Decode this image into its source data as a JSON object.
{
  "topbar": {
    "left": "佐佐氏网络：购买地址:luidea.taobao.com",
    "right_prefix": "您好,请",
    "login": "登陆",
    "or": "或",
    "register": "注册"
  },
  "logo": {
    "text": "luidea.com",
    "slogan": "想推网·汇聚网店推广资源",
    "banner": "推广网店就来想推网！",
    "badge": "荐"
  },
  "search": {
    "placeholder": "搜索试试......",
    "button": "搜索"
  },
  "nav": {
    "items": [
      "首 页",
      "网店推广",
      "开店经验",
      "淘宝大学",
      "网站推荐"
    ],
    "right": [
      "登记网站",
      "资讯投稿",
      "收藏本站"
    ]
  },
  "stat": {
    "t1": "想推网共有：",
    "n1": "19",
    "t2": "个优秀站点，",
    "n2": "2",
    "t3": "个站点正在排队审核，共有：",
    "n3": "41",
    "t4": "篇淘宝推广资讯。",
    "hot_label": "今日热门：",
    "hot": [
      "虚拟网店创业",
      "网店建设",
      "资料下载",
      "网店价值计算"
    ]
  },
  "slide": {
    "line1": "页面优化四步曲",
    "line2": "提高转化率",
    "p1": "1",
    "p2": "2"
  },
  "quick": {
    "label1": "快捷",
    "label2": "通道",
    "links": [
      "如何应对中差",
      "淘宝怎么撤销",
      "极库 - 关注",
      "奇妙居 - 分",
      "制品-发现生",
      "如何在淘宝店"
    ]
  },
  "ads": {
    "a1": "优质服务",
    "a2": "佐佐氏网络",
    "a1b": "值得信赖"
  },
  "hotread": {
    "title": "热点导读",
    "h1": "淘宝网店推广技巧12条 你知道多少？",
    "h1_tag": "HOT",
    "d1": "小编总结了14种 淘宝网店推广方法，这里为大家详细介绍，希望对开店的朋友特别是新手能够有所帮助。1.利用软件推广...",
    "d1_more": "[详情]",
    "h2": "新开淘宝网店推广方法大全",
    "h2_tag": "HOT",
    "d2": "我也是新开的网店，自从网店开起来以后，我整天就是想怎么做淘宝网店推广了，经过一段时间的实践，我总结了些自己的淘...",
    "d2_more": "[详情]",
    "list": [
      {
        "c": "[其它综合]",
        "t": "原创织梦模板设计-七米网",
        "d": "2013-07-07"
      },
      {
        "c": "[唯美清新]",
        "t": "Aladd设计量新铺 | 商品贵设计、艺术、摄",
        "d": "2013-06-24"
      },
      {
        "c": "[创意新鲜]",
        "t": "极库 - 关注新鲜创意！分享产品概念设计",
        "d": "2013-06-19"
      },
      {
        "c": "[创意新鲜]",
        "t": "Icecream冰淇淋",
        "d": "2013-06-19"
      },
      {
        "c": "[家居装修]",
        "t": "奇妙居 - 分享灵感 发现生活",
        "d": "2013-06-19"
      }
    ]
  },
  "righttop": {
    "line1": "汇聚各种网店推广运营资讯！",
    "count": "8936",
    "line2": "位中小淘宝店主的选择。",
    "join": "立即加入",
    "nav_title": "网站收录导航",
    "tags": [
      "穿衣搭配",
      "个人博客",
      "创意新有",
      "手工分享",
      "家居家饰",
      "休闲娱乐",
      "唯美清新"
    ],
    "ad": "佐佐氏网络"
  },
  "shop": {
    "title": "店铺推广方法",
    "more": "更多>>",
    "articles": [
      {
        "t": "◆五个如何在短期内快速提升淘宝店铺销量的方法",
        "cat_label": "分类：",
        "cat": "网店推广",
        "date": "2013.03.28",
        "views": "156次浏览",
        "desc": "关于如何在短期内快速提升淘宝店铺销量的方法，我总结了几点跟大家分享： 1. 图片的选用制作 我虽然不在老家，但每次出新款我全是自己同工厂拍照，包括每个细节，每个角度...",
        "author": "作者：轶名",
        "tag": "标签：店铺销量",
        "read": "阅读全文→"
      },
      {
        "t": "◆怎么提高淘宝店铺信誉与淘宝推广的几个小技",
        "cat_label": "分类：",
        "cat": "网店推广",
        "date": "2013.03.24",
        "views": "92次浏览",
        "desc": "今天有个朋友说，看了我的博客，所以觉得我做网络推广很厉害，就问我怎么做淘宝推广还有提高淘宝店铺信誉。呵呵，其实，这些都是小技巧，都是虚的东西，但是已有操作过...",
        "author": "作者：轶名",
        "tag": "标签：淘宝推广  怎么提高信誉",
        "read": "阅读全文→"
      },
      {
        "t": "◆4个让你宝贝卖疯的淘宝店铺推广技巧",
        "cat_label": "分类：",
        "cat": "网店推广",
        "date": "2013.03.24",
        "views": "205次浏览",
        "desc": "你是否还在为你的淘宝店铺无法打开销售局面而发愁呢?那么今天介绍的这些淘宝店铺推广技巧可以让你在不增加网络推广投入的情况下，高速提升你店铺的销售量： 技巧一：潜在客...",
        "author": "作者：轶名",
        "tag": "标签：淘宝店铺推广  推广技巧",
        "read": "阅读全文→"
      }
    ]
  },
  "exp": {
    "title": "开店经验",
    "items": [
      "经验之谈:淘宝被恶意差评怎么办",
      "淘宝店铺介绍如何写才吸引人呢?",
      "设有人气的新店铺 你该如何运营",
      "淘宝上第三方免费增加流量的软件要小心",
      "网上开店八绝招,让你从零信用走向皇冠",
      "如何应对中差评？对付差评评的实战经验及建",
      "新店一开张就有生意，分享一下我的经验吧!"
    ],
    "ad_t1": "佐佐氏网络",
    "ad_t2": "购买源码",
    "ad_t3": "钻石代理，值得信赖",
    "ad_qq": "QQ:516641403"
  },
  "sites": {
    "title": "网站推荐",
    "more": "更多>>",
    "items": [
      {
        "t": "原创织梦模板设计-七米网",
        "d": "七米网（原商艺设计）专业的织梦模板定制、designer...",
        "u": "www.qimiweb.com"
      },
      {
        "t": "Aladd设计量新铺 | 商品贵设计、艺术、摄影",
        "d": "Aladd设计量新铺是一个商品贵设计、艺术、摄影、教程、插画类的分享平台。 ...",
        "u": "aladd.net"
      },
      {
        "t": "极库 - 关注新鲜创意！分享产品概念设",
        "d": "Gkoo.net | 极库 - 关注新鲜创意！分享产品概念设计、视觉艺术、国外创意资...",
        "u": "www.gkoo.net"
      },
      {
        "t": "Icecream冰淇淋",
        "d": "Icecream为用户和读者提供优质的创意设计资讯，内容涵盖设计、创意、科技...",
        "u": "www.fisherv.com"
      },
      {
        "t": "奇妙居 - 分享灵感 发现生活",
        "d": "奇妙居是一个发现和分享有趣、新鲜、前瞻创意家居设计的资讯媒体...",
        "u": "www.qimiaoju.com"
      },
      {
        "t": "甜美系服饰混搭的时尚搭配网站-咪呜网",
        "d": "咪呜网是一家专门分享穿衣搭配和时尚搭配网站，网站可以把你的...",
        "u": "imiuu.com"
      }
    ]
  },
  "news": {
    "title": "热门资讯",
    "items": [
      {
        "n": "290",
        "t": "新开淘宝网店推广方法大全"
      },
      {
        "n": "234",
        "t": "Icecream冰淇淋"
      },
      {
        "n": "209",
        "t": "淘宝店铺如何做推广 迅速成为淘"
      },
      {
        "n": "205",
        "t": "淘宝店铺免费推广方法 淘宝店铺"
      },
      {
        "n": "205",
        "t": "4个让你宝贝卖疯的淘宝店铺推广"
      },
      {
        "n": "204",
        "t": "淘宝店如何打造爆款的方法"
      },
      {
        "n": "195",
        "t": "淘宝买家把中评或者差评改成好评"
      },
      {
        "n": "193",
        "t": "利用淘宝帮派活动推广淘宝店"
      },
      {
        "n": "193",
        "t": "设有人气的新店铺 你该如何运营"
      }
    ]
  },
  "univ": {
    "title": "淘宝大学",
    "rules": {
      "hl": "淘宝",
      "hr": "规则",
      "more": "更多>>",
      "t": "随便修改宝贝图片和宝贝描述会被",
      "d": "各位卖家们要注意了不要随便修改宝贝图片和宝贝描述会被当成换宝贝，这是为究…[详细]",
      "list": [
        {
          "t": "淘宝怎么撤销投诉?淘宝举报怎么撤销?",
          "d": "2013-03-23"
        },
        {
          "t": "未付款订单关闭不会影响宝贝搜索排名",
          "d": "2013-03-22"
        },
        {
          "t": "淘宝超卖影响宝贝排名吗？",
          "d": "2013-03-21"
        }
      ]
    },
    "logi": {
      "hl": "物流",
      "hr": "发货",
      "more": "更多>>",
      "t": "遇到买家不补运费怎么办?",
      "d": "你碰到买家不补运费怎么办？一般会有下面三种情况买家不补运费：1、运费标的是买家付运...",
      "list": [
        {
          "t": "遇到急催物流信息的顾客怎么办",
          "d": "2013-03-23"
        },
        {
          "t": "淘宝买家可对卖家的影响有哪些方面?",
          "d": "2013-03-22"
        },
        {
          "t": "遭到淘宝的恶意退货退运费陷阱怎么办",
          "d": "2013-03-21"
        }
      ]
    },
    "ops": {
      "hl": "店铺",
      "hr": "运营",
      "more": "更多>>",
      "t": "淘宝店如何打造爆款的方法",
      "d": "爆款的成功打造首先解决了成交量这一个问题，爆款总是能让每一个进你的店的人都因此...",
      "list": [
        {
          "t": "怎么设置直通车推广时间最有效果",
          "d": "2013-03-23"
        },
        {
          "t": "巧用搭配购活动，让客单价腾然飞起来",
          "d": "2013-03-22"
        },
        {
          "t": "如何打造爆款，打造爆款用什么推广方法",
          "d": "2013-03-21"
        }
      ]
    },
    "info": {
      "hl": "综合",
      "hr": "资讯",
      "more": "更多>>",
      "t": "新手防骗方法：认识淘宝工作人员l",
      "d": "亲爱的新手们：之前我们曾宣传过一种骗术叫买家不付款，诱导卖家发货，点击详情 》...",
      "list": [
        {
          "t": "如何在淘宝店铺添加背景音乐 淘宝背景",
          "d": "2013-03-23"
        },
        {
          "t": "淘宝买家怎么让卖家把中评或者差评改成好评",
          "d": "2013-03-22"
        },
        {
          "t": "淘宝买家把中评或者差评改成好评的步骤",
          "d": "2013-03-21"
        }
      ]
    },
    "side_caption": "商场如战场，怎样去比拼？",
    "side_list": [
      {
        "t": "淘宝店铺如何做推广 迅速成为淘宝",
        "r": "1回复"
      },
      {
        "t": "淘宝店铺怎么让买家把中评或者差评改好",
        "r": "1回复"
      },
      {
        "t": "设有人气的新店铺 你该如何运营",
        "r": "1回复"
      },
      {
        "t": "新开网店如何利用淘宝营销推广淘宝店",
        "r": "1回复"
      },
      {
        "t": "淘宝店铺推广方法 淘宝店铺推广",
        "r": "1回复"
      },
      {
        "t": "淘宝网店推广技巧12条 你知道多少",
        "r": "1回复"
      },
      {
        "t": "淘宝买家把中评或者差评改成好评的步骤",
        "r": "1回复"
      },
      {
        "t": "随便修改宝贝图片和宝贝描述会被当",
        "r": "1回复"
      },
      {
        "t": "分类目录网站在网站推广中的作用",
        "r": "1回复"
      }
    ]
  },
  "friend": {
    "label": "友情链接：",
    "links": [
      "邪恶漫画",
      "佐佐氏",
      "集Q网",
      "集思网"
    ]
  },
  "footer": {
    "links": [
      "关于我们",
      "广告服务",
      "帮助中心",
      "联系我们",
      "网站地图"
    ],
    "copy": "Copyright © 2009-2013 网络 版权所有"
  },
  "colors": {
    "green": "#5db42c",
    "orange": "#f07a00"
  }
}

# # # # #

- **Set task**
Say how many lines of the data include the word "你知道多少". Nothing other than the number should be given.

- **Result**
2